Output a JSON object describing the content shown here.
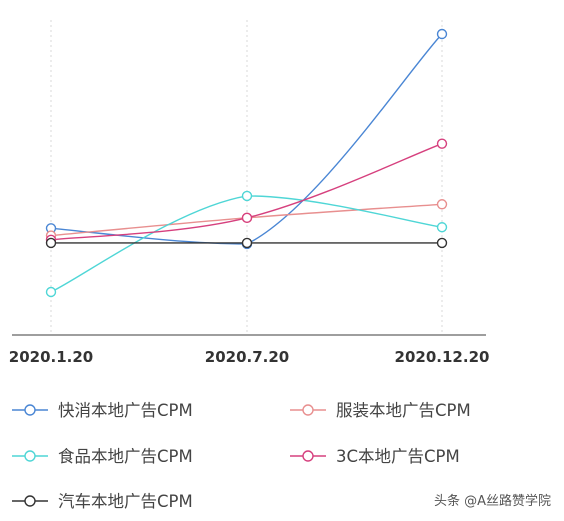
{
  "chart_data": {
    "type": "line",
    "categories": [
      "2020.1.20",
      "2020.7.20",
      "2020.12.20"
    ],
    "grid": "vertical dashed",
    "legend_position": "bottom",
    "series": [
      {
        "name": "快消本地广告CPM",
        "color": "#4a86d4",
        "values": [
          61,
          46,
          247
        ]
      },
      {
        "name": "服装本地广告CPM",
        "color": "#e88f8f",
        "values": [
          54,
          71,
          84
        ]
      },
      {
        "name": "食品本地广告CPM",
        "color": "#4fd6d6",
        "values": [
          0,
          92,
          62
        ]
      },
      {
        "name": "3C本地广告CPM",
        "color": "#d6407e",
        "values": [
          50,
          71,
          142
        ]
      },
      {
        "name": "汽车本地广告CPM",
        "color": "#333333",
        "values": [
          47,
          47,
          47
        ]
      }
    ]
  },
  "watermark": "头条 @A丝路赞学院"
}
----------------------------------------
Instruction: Each line in the records above should be reproduced exactly; images are not copied.

Exercise response:
Output a JSON object describing the content shown here.
{
  "chart_data": {
    "type": "line",
    "categories": [
      "2020.1.20",
      "2020.7.20",
      "2020.12.20"
    ],
    "grid": "vertical dashed",
    "legend_position": "bottom",
    "series": [
      {
        "name": "快消本地广告CPM",
        "color": "#4a86d4",
        "values": [
          61,
          46,
          247
        ]
      },
      {
        "name": "服装本地广告CPM",
        "color": "#e88f8f",
        "values": [
          54,
          71,
          84
        ]
      },
      {
        "name": "食品本地广告CPM",
        "color": "#4fd6d6",
        "values": [
          0,
          92,
          62
        ]
      },
      {
        "name": "3C本地广告CPM",
        "color": "#d6407e",
        "values": [
          50,
          71,
          142
        ]
      },
      {
        "name": "汽车本地广告CPM",
        "color": "#333333",
        "values": [
          47,
          47,
          47
        ]
      }
    ]
  },
  "watermark": "头条 @A丝路赞学院"
}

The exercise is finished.